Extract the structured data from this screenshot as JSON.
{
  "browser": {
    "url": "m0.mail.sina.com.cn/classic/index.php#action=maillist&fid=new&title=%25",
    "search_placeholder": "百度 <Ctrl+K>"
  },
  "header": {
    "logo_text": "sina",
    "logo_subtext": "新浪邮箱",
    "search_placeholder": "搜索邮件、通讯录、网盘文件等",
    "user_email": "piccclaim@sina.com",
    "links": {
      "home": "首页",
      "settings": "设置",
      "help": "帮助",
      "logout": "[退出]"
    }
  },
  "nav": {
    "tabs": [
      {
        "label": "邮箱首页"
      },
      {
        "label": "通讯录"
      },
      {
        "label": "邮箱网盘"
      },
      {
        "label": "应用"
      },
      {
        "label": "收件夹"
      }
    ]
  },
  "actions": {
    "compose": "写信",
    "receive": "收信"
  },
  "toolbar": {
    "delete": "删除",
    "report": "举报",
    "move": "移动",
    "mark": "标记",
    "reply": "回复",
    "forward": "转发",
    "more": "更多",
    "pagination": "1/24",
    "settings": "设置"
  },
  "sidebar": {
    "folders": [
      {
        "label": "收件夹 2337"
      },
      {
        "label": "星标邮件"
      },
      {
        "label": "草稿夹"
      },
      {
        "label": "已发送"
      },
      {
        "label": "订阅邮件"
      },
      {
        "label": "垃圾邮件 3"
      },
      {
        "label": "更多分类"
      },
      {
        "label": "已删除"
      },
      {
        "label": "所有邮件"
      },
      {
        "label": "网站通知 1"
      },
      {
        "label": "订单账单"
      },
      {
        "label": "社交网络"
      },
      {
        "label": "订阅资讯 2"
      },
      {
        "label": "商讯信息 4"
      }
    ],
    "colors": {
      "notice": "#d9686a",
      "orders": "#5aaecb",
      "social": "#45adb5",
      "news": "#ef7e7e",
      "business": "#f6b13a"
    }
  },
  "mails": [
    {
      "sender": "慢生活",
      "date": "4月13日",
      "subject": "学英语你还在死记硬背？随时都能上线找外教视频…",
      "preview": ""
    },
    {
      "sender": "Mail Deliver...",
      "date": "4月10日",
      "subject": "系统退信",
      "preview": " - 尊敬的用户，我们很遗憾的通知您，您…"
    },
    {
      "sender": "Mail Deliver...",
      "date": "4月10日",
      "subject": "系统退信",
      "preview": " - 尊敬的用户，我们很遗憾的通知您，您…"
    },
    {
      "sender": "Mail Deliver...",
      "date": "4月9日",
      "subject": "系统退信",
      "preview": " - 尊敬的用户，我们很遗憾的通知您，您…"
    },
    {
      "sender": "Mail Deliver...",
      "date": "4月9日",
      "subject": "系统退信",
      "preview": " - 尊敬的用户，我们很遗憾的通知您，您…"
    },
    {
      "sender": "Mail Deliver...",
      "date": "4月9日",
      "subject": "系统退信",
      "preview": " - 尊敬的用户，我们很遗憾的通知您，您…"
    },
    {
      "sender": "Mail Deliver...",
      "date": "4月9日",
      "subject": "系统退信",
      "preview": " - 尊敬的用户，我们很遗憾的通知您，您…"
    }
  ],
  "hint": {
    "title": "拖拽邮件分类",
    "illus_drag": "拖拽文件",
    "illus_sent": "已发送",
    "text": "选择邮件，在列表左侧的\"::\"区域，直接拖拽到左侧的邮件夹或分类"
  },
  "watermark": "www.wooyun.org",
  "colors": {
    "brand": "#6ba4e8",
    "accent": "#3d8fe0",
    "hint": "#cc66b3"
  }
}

▶ [Written task] Print every entry exactly as it appears.

▶ [Exercise response]
Extract the structured data from this screenshot as JSON.
{
  "browser": {
    "url": "m0.mail.sina.com.cn/classic/index.php#action=maillist&fid=new&title=%25",
    "search_placeholder": "百度 <Ctrl+K>"
  },
  "header": {
    "logo_text": "sina",
    "logo_subtext": "新浪邮箱",
    "search_placeholder": "搜索邮件、通讯录、网盘文件等",
    "user_email": "piccclaim@sina.com",
    "links": {
      "home": "首页",
      "settings": "设置",
      "help": "帮助",
      "logout": "[退出]"
    }
  },
  "nav": {
    "tabs": [
      {
        "label": "邮箱首页"
      },
      {
        "label": "通讯录"
      },
      {
        "label": "邮箱网盘"
      },
      {
        "label": "应用"
      },
      {
        "label": "收件夹"
      }
    ]
  },
  "actions": {
    "compose": "写信",
    "receive": "收信"
  },
  "toolbar": {
    "delete": "删除",
    "report": "举报",
    "move": "移动",
    "mark": "标记",
    "reply": "回复",
    "forward": "转发",
    "more": "更多",
    "pagination": "1/24",
    "settings": "设置"
  },
  "sidebar": {
    "folders": [
      {
        "label": "收件夹 2337"
      },
      {
        "label": "星标邮件"
      },
      {
        "label": "草稿夹"
      },
      {
        "label": "已发送"
      },
      {
        "label": "订阅邮件"
      },
      {
        "label": "垃圾邮件 3"
      },
      {
        "label": "更多分类"
      },
      {
        "label": "已删除"
      },
      {
        "label": "所有邮件"
      },
      {
        "label": "网站通知 1"
      },
      {
        "label": "订单账单"
      },
      {
        "label": "社交网络"
      },
      {
        "label": "订阅资讯 2"
      },
      {
        "label": "商讯信息 4"
      }
    ],
    "colors": {
      "notice": "#d9686a",
      "orders": "#5aaecb",
      "social": "#45adb5",
      "news": "#ef7e7e",
      "business": "#f6b13a"
    }
  },
  "mails": [
    {
      "sender": "慢生活",
      "date": "4月13日",
      "subject": "学英语你还在死记硬背？随时都能上线找外教视频…",
      "preview": ""
    },
    {
      "sender": "Mail Deliver...",
      "date": "4月10日",
      "subject": "系统退信",
      "preview": " - 尊敬的用户，我们很遗憾的通知您，您…"
    },
    {
      "sender": "Mail Deliver...",
      "date": "4月10日",
      "subject": "系统退信",
      "preview": " - 尊敬的用户，我们很遗憾的通知您，您…"
    },
    {
      "sender": "Mail Deliver...",
      "date": "4月9日",
      "subject": "系统退信",
      "preview": " - 尊敬的用户，我们很遗憾的通知您，您…"
    },
    {
      "sender": "Mail Deliver...",
      "date": "4月9日",
      "subject": "系统退信",
      "preview": " - 尊敬的用户，我们很遗憾的通知您，您…"
    },
    {
      "sender": "Mail Deliver...",
      "date": "4月9日",
      "subject": "系统退信",
      "preview": " - 尊敬的用户，我们很遗憾的通知您，您…"
    },
    {
      "sender": "Mail Deliver...",
      "date": "4月9日",
      "subject": "系统退信",
      "preview": " - 尊敬的用户，我们很遗憾的通知您，您…"
    }
  ],
  "hint": {
    "title": "拖拽邮件分类",
    "illus_drag": "拖拽文件",
    "illus_sent": "已发送",
    "text": "选择邮件，在列表左侧的\"::\"区域，直接拖拽到左侧的邮件夹或分类"
  },
  "watermark": "www.wooyun.org",
  "colors": {
    "brand": "#6ba4e8",
    "accent": "#3d8fe0",
    "hint": "#cc66b3"
  }
}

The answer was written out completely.